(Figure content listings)
• • • • • • •

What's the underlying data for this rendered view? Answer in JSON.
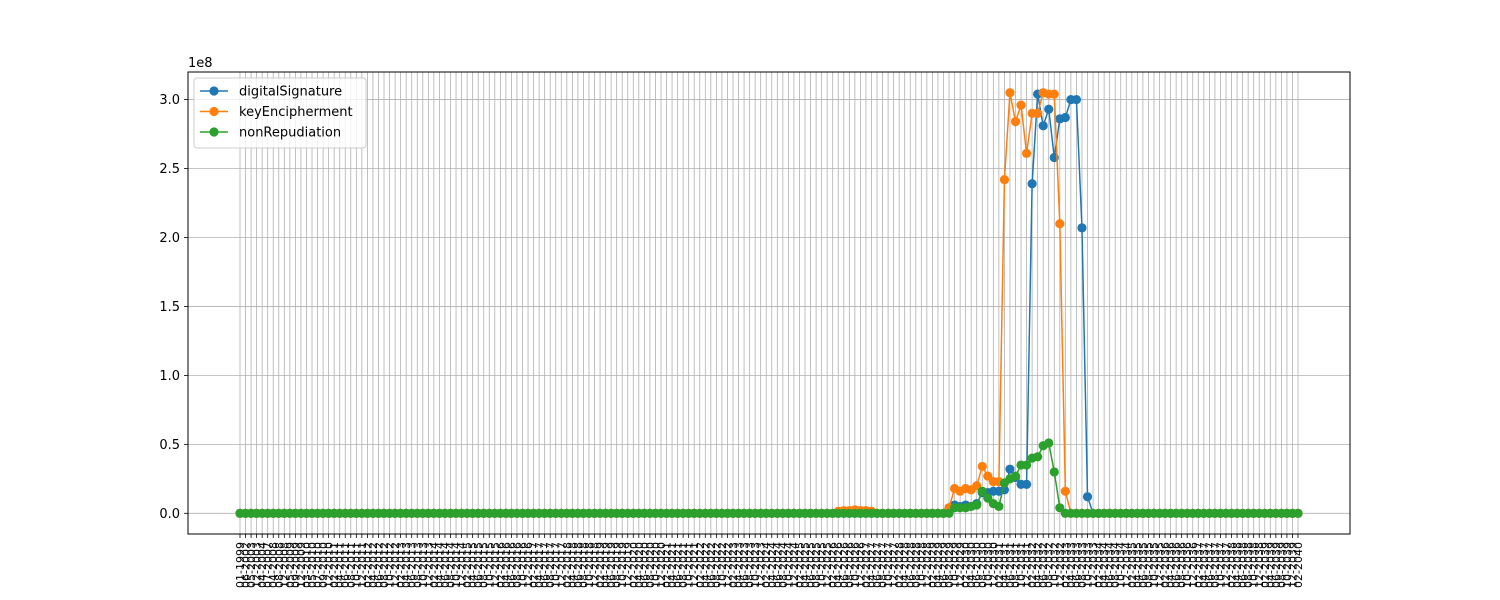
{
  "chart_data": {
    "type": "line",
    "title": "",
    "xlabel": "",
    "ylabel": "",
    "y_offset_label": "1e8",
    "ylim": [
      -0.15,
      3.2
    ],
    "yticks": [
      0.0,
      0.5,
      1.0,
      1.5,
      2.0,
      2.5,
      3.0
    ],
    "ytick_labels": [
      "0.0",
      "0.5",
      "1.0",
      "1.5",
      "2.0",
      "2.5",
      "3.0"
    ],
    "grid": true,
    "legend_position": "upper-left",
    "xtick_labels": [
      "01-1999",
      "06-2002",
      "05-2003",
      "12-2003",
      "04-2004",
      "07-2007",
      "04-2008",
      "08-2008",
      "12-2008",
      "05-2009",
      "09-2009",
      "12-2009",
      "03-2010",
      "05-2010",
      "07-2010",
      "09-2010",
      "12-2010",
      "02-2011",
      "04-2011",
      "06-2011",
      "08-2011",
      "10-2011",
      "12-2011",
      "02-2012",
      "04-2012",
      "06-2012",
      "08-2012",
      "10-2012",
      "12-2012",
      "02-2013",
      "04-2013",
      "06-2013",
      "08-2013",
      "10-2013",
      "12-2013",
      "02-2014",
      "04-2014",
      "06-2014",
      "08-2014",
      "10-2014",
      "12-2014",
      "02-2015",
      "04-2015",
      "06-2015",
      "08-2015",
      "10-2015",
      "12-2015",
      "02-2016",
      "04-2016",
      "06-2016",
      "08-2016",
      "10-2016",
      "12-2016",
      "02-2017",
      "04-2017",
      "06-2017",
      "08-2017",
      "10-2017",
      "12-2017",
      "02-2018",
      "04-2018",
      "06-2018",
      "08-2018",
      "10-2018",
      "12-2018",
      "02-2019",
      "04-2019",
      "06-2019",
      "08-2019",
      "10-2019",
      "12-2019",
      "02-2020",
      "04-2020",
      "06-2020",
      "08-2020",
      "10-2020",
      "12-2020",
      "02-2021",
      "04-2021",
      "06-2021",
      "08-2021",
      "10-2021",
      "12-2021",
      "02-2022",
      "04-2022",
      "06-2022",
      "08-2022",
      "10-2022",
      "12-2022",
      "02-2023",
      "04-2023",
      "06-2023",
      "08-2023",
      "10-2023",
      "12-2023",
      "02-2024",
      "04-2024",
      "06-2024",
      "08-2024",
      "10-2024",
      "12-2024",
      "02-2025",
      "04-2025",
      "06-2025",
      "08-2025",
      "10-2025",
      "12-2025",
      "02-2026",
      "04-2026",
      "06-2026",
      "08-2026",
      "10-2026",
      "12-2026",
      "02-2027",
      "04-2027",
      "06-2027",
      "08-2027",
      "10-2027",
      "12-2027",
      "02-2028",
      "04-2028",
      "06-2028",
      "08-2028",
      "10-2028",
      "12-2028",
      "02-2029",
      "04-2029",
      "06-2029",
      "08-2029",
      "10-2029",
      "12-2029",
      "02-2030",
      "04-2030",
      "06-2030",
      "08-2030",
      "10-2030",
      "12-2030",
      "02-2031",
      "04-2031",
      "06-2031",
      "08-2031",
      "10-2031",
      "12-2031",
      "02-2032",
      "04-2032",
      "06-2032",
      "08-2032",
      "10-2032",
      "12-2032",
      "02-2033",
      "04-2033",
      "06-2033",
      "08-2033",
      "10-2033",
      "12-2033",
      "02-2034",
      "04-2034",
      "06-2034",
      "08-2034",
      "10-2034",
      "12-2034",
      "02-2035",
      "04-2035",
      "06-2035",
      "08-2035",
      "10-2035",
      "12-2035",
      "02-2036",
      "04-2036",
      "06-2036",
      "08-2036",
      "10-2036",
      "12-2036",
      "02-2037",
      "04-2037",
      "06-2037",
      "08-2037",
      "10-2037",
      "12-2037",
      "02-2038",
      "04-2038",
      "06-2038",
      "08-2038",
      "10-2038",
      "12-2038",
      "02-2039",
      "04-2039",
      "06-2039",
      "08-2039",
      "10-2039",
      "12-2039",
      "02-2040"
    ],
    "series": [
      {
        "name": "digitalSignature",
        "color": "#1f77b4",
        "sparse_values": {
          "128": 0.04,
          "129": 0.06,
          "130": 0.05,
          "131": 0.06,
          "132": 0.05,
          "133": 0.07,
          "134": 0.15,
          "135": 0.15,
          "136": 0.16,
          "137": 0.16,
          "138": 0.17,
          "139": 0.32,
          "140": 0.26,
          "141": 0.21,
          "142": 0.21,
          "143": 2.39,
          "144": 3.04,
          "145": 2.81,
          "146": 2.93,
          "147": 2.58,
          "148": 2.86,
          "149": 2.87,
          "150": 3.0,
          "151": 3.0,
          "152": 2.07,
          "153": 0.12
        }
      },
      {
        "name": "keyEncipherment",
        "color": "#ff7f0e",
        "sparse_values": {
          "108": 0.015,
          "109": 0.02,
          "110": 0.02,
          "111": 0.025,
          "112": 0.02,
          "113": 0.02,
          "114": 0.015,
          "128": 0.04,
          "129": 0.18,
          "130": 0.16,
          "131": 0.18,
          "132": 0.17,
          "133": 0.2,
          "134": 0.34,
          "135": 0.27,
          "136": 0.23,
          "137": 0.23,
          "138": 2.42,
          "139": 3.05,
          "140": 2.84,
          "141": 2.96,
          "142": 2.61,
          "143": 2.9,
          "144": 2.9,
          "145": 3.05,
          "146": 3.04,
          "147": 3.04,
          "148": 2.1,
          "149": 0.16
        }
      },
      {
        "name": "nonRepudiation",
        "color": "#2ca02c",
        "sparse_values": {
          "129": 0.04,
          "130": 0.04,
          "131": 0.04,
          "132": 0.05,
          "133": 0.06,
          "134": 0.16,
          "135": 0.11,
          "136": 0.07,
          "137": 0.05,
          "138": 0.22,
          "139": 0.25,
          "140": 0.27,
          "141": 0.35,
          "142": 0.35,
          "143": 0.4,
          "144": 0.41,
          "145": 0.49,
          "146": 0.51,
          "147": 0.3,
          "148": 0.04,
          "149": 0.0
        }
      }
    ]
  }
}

• • • • • • •

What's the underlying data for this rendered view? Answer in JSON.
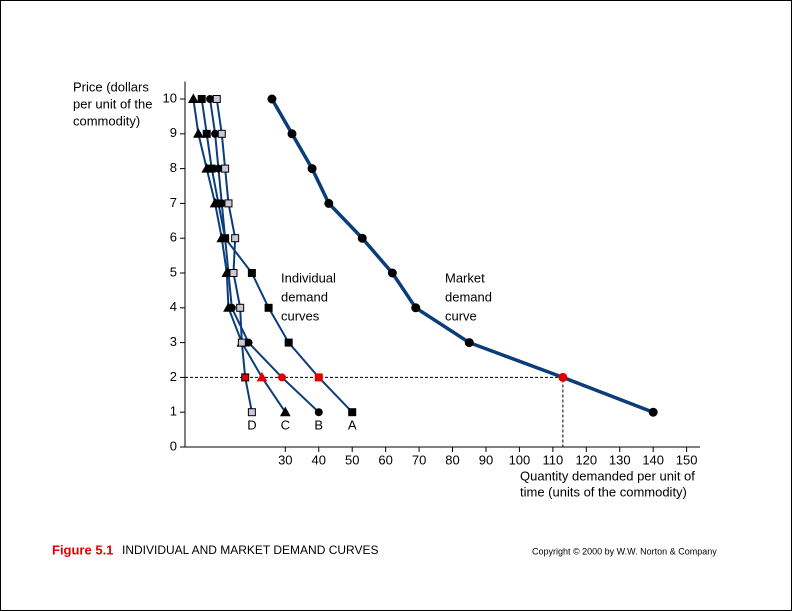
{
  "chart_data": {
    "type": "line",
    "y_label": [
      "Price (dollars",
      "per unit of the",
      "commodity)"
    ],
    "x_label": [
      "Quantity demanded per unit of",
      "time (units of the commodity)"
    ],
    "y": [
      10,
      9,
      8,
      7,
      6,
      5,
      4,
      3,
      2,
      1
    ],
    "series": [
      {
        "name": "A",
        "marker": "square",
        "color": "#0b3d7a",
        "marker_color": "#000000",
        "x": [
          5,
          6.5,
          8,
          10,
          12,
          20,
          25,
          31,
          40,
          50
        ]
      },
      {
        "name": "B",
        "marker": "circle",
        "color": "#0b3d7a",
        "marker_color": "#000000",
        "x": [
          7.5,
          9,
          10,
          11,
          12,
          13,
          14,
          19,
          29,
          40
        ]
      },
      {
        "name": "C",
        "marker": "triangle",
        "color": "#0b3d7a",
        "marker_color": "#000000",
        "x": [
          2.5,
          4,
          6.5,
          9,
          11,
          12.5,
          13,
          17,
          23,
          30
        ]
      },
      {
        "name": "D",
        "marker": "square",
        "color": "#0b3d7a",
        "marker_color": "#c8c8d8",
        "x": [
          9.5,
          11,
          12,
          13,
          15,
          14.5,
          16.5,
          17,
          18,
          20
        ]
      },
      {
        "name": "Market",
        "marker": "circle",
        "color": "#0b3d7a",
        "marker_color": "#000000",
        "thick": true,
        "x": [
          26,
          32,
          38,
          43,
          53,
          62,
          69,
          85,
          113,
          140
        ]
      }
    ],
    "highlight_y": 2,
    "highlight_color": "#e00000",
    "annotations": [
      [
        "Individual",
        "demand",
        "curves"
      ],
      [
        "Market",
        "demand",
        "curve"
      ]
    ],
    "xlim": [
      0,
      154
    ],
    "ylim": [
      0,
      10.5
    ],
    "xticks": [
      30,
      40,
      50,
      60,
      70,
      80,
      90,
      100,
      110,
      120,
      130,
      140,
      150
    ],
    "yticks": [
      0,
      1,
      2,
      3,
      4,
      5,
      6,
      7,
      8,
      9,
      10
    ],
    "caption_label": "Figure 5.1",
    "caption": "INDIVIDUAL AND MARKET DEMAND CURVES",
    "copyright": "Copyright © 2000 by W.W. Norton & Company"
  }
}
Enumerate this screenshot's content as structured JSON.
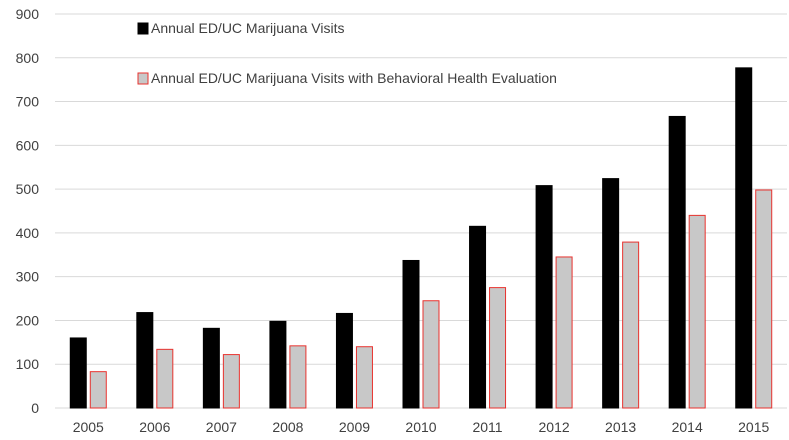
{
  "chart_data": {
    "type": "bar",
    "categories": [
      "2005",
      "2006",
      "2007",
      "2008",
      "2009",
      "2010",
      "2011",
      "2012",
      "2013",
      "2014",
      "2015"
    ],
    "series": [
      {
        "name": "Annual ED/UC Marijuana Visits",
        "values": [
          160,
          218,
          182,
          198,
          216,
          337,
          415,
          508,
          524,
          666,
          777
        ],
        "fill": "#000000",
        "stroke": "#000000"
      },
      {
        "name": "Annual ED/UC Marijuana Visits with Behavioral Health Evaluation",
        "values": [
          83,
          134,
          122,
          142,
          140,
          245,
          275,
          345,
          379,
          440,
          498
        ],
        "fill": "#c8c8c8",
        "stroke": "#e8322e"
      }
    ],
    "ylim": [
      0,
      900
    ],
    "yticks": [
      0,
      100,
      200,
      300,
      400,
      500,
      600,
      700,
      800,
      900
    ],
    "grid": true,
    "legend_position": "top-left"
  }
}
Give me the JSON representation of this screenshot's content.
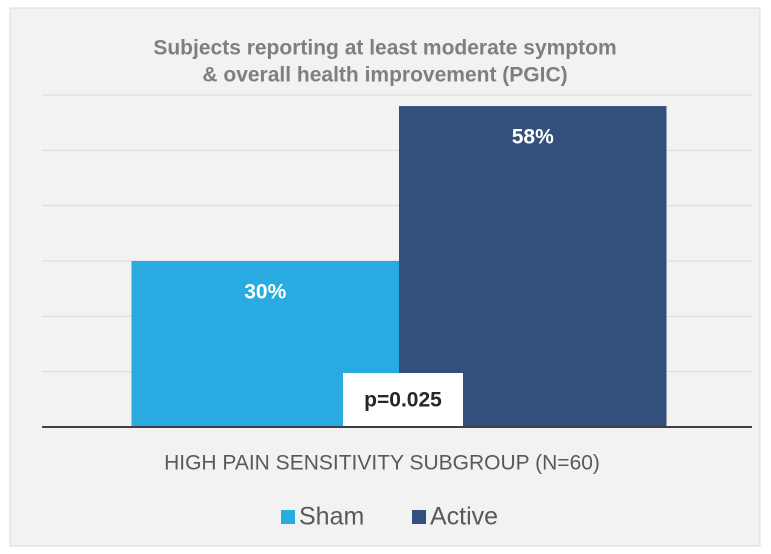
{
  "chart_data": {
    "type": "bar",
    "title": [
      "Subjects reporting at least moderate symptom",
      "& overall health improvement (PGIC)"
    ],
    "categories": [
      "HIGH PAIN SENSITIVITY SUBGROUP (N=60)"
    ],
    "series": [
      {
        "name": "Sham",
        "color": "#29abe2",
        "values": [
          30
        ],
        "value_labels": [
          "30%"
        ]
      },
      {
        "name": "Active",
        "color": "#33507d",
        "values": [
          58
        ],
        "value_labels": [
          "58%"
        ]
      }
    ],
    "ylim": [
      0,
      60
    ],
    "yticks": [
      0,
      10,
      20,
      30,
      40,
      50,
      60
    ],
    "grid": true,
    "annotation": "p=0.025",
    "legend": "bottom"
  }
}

• • • • • • •

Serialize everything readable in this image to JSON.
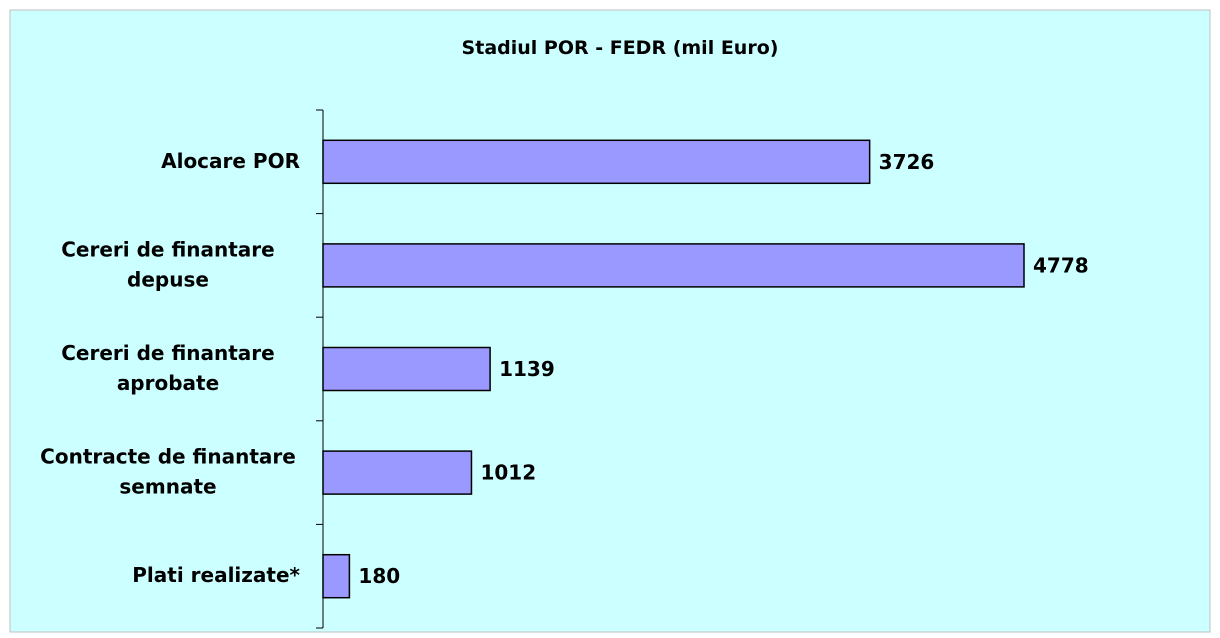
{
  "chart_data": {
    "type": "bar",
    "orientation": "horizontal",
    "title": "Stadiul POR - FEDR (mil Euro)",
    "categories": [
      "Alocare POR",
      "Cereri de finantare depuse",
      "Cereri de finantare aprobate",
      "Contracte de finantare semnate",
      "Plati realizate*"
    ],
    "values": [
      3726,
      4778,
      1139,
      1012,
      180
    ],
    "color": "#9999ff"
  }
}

• • • • • • •

Find the count of lines in the data above where the string "Marijuana" occurs. Provide that number alone.

*Task response*.
2